* [DOCUMENT EXCERPT]:
Re: From smoking to crackling

Postby fred ungewitter » Sat Jan 07, 2017 6:13 pm

Your reference to lost gas brings to mind a video "out there" that a friend showed me. It's a monster laser unit with "folded tubes" totaling a distance of 24 meters over I think 12 individual tube with adjustable mirrors at each bend or fold. It used a power supply the size of a compact car and had a flowing gas mix of Helium, Argon and Carbon Dioxide. I've forgotten the rated power but I'm sure it was substantial. Seeing the video made me think that it would be useful to have the ability to "re-load" these tubes as needed. Of course, I also recognize the impracticality of such a practice for the hobbyist.
fred

Redsail clone 60w 700 x 500
home upper right
RDWorks 8.01.18
Windows 7

Emblaser A3 4w diode laser
BCN3D Sigma Dual Extruder 3d printer
LMS Mini-mill
Cube 3rd gen 3d printer (works great, for sale)
Under construction: OX CNC 1000x750 router - out of the box, still in baggies!

* [EXERCISES TO COMPLETE]:
a - Answer these questions from the laser forum post, one line each:
(i) What total distance did the folded tubes in the video cover?
(ii) Which gases made up the flowing gas mix?
(iii) Which operating system is listed at the end of the post?
b - List every machine named at the end of the laser forum post.
c - Shorten the paragraph in the laser forum post that begins "Your reference to lost gas" to two or three sentences, keeping its main facts.

* [LISTED RECORDS]:
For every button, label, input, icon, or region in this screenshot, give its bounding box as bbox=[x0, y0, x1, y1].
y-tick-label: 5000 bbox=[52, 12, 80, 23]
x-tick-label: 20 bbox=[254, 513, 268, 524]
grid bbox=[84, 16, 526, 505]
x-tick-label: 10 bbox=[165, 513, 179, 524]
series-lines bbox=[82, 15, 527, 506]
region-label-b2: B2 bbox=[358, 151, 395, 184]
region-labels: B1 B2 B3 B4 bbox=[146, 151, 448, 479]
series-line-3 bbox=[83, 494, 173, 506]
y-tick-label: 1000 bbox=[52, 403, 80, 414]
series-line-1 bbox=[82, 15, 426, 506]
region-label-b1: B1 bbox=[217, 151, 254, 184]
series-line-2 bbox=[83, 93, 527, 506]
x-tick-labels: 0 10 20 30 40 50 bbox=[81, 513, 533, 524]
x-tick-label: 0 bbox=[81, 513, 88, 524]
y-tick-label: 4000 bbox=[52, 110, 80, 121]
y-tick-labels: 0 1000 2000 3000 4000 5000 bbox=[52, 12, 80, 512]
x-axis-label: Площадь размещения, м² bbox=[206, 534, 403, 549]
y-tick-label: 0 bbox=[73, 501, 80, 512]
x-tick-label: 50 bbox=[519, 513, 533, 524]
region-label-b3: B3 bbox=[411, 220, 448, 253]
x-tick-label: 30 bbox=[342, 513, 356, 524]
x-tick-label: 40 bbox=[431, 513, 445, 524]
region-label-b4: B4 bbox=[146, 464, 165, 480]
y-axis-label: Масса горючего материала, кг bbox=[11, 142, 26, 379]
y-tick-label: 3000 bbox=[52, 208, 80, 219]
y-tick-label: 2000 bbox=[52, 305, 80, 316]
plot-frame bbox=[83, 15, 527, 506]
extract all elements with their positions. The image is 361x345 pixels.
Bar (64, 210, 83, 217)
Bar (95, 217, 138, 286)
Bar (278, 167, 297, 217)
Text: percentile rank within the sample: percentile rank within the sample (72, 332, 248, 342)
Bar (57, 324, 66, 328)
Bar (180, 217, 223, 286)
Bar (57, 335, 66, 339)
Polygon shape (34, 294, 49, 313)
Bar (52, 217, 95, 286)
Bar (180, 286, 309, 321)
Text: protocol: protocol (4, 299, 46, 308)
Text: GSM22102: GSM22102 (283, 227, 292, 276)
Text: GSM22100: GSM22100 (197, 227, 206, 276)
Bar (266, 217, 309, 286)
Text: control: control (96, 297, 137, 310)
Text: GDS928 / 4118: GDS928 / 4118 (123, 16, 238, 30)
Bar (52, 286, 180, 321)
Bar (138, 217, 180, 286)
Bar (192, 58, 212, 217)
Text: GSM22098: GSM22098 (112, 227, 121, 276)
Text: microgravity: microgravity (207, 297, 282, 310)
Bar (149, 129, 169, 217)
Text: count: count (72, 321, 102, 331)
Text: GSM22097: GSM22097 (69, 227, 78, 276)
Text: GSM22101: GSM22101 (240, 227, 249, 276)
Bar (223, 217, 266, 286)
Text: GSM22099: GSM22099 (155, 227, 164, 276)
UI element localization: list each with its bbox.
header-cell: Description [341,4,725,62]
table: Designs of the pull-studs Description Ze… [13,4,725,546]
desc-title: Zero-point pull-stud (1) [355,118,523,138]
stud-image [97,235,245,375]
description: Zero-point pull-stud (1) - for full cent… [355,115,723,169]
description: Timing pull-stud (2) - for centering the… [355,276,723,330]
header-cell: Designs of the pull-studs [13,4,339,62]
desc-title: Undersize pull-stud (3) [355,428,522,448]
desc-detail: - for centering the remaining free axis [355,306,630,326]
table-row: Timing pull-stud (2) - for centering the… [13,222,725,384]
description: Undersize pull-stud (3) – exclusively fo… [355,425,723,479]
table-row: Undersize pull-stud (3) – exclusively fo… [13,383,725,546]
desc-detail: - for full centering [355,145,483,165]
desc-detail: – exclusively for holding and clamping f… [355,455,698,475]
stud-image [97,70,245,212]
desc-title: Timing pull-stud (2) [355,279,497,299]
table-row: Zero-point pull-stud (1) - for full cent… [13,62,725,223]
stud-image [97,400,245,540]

* [RESULTS OF THE TASKS]:
a -
(i) 24 meters
(ii) Helium, Argon and Carbon Dioxide
(iii) Windows 7

b -
- Redsail clone 60w 700 x 500
- Emblaser A3 4w diode laser
- BCN3D Sigma Dual Extruder 3d printer
- LMS Mini-mill
- Cube 3rd gen 3d printer
- OX CNC 1000x750 router

c - A friend showed the writer a video of a huge laser whose folded tubes totaled 24 meters, with adjustable mirrors at each bend, a car-sized power supply, and a flowing mix of Helium, Argon and Carbon Dioxide. The video suggested that being able to "re-load" such tubes would be useful, though the writer sees this as impractical for hobbyists.